>> START
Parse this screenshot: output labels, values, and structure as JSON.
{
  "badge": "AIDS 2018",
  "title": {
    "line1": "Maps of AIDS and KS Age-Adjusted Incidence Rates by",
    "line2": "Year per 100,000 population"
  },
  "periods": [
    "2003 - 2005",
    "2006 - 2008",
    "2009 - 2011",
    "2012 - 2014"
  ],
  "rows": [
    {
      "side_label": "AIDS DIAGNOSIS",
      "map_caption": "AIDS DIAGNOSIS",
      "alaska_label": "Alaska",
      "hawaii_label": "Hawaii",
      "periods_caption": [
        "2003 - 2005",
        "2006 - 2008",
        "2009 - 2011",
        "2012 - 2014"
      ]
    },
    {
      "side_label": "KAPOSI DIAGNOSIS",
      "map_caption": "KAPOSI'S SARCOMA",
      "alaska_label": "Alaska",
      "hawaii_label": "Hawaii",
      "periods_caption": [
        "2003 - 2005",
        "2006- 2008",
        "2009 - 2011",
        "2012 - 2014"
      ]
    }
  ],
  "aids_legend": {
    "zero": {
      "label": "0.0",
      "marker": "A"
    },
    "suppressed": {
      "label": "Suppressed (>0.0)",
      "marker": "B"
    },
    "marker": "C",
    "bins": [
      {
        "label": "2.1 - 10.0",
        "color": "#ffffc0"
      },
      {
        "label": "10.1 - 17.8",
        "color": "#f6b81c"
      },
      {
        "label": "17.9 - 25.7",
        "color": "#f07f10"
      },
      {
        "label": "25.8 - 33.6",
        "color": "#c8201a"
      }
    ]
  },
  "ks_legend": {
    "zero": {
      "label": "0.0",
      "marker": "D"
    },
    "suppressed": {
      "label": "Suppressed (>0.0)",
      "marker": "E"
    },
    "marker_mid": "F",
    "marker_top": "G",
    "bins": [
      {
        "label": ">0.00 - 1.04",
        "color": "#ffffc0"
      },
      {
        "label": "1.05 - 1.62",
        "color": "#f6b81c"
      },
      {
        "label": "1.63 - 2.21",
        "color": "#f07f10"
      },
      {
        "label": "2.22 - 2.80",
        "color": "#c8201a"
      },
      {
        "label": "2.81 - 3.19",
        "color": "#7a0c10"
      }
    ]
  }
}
>> END
• **Challenge**
Restate the listing in full, word for word.

• **The result**
Parse this screenshot: output labels, values, and structure as JSON.
{
  "badge": "AIDS 2018",
  "title": {
    "line1": "Maps of AIDS and KS Age-Adjusted Incidence Rates by",
    "line2": "Year per 100,000 population"
  },
  "periods": [
    "2003 - 2005",
    "2006 - 2008",
    "2009 - 2011",
    "2012 - 2014"
  ],
  "rows": [
    {
      "side_label": "AIDS DIAGNOSIS",
      "map_caption": "AIDS DIAGNOSIS",
      "alaska_label": "Alaska",
      "hawaii_label": "Hawaii",
      "periods_caption": [
        "2003 - 2005",
        "2006 - 2008",
        "2009 - 2011",
        "2012 - 2014"
      ]
    },
    {
      "side_label": "KAPOSI DIAGNOSIS",
      "map_caption": "KAPOSI'S SARCOMA",
      "alaska_label": "Alaska",
      "hawaii_label": "Hawaii",
      "periods_caption": [
        "2003 - 2005",
        "2006- 2008",
        "2009 - 2011",
        "2012 - 2014"
      ]
    }
  ],
  "aids_legend": {
    "zero": {
      "label": "0.0",
      "marker": "A"
    },
    "suppressed": {
      "label": "Suppressed (>0.0)",
      "marker": "B"
    },
    "marker": "C",
    "bins": [
      {
        "label": "2.1 - 10.0",
        "color": "#ffffc0"
      },
      {
        "label": "10.1 - 17.8",
        "color": "#f6b81c"
      },
      {
        "label": "17.9 - 25.7",
        "color": "#f07f10"
      },
      {
        "label": "25.8 - 33.6",
        "color": "#c8201a"
      }
    ]
  },
  "ks_legend": {
    "zero": {
      "label": "0.0",
      "marker": "D"
    },
    "suppressed": {
      "label": "Suppressed (>0.0)",
      "marker": "E"
    },
    "marker_mid": "F",
    "marker_top": "G",
    "bins": [
      {
        "label": ">0.00 - 1.04",
        "color": "#ffffc0"
      },
      {
        "label": "1.05 - 1.62",
        "color": "#f6b81c"
      },
      {
        "label": "1.63 - 2.21",
        "color": "#f07f10"
      },
      {
        "label": "2.22 - 2.80",
        "color": "#c8201a"
      },
      {
        "label": "2.81 - 3.19",
        "color": "#7a0c10"
      }
    ]
  }
}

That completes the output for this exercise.